*Set exercise:* Please copy all the lines that follow, word for word.

*Data rows:*

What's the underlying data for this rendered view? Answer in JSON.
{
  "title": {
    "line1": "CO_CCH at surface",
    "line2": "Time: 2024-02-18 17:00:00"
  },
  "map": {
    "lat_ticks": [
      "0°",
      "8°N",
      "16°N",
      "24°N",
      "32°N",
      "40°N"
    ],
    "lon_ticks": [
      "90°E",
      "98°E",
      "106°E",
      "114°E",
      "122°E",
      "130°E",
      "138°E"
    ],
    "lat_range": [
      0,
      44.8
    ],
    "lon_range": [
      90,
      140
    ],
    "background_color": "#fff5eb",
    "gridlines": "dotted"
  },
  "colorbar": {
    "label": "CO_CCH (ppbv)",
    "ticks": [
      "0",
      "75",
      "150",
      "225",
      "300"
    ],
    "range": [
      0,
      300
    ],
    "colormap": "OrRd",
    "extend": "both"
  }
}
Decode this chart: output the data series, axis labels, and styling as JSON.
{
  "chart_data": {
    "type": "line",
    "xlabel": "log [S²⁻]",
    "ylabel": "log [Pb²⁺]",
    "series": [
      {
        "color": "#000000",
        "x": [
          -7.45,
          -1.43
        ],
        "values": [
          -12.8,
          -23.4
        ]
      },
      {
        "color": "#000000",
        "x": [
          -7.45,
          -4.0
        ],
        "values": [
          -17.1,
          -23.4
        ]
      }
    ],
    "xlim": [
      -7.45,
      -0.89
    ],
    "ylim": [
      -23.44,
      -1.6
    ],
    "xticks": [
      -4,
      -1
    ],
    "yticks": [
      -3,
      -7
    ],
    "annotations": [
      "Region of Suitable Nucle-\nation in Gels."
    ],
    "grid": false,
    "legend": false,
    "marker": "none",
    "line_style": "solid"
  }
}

*Expected answer:*
What's the underlying data for this rendered view? Answer in JSON.
{
  "title": {
    "line1": "CO_CCH at surface",
    "line2": "Time: 2024-02-18 17:00:00"
  },
  "map": {
    "lat_ticks": [
      "0°",
      "8°N",
      "16°N",
      "24°N",
      "32°N",
      "40°N"
    ],
    "lon_ticks": [
      "90°E",
      "98°E",
      "106°E",
      "114°E",
      "122°E",
      "130°E",
      "138°E"
    ],
    "lat_range": [
      0,
      44.8
    ],
    "lon_range": [
      90,
      140
    ],
    "background_color": "#fff5eb",
    "gridlines": "dotted"
  },
  "colorbar": {
    "label": "CO_CCH (ppbv)",
    "ticks": [
      "0",
      "75",
      "150",
      "225",
      "300"
    ],
    "range": [
      0,
      300
    ],
    "colormap": "OrRd",
    "extend": "both"
  }
}
Decode this chart: output the data series, axis labels, and styling as JSON.
{
  "chart_data": {
    "type": "line",
    "xlabel": "log [S²⁻]",
    "ylabel": "log [Pb²⁺]",
    "series": [
      {
        "color": "#000000",
        "x": [
          -7.45,
          -1.43
        ],
        "values": [
          -12.8,
          -23.4
        ]
      },
      {
        "color": "#000000",
        "x": [
          -7.45,
          -4.0
        ],
        "values": [
          -17.1,
          -23.4
        ]
      }
    ],
    "xlim": [
      -7.45,
      -0.89
    ],
    "ylim": [
      -23.44,
      -1.6
    ],
    "xticks": [
      -4,
      -1
    ],
    "yticks": [
      -3,
      -7
    ],
    "annotations": [
      "Region of Suitable Nucle-\nation in Gels."
    ],
    "grid": false,
    "legend": false,
    "marker": "none",
    "line_style": "solid"
  }
}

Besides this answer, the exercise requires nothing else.